REQUIRED WORK ▸ Reproduce each line from the records that holds "thức".
>> Start GIVEN INFORMATION
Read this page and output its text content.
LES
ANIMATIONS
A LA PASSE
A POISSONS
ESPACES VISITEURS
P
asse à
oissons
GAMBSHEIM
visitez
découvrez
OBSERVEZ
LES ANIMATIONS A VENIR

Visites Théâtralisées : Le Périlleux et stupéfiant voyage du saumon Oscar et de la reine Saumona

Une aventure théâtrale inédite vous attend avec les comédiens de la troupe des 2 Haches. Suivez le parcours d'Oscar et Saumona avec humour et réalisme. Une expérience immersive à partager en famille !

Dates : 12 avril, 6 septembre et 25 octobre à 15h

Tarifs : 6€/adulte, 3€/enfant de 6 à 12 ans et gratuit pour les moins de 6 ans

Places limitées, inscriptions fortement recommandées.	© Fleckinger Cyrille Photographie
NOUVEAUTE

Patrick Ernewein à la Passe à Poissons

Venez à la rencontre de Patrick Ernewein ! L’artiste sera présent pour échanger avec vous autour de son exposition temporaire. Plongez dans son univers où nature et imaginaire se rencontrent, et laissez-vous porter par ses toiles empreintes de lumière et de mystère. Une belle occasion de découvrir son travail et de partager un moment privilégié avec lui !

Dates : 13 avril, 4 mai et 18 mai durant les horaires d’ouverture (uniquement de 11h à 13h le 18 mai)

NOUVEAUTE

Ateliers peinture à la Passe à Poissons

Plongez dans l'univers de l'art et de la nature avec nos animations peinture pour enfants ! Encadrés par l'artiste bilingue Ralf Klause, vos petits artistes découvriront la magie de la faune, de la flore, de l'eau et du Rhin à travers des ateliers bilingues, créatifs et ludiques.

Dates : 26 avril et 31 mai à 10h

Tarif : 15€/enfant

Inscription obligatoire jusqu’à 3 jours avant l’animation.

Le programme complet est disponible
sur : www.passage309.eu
>> End GIVEN INFORMATION
>> Start GIVEN INFORMATION
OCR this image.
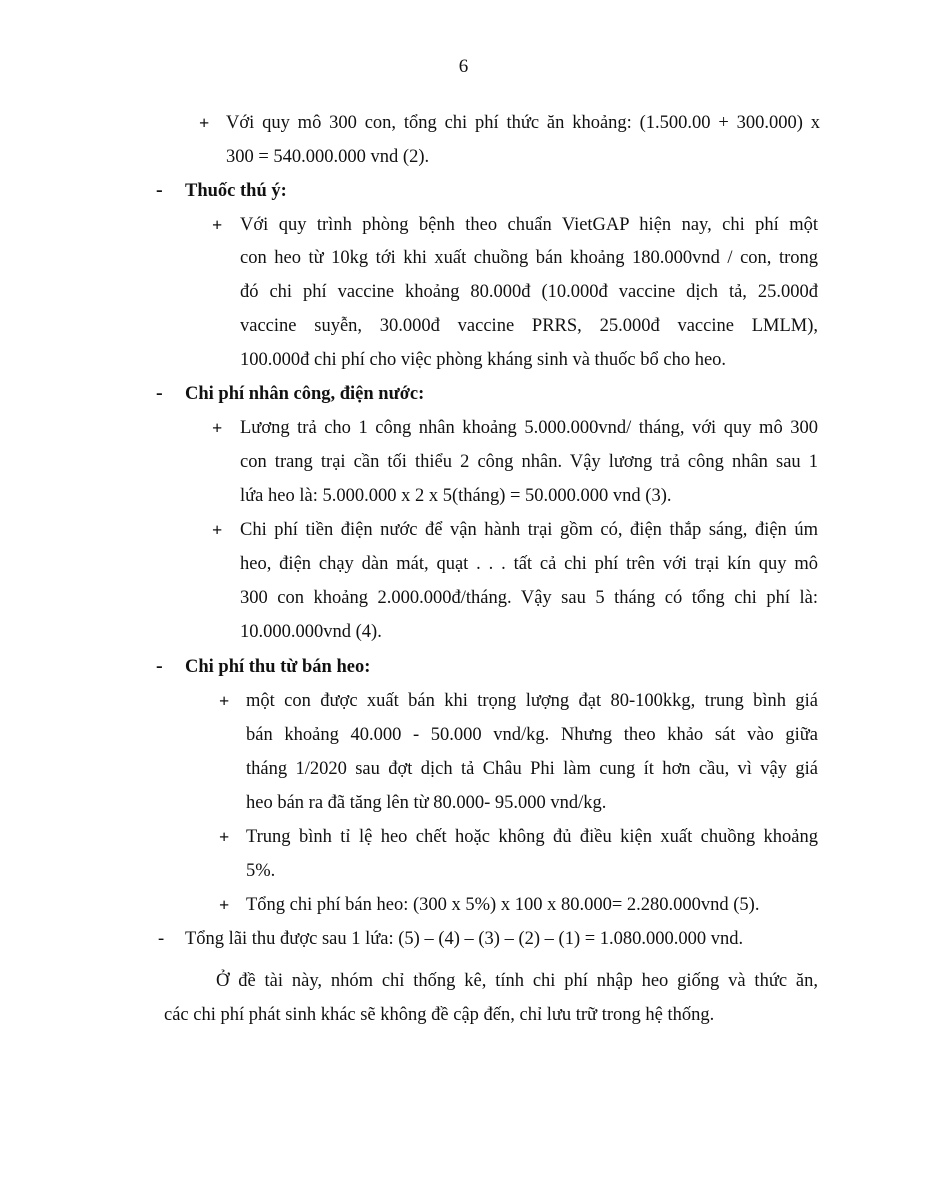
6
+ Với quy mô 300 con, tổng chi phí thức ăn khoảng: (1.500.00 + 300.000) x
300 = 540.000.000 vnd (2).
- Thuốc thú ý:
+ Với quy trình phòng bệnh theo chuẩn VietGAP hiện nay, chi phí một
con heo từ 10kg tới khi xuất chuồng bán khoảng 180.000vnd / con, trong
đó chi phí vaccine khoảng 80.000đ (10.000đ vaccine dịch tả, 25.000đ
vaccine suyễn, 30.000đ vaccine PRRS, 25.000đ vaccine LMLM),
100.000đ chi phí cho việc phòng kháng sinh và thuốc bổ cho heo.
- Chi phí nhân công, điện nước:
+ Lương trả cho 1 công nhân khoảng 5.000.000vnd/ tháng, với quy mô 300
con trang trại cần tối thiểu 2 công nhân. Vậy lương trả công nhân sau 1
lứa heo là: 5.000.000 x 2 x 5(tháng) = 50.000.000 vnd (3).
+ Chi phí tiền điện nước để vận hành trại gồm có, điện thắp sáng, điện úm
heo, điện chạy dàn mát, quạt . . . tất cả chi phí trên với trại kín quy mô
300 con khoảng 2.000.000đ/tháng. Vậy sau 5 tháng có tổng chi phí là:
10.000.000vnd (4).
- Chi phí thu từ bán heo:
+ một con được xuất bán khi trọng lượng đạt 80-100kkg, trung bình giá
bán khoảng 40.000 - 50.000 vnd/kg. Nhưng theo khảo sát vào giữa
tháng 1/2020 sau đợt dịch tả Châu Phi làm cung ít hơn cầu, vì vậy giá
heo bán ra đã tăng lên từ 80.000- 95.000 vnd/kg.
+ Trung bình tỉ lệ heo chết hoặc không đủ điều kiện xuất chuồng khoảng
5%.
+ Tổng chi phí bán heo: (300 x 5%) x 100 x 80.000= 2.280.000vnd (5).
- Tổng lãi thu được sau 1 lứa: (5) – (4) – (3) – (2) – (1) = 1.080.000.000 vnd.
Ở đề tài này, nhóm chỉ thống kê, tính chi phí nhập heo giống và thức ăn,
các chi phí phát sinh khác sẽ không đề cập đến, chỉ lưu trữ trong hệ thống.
>> End GIVEN INFORMATION
SOLUTION FOR THIS PROBLEM ▸
+ Với quy mô 300 con, tổng chi phí thức ăn khoảng: (1.500.00 + 300.000) x
Ở đề tài này, nhóm chỉ thống kê, tính chi phí nhập heo giống và thức ăn,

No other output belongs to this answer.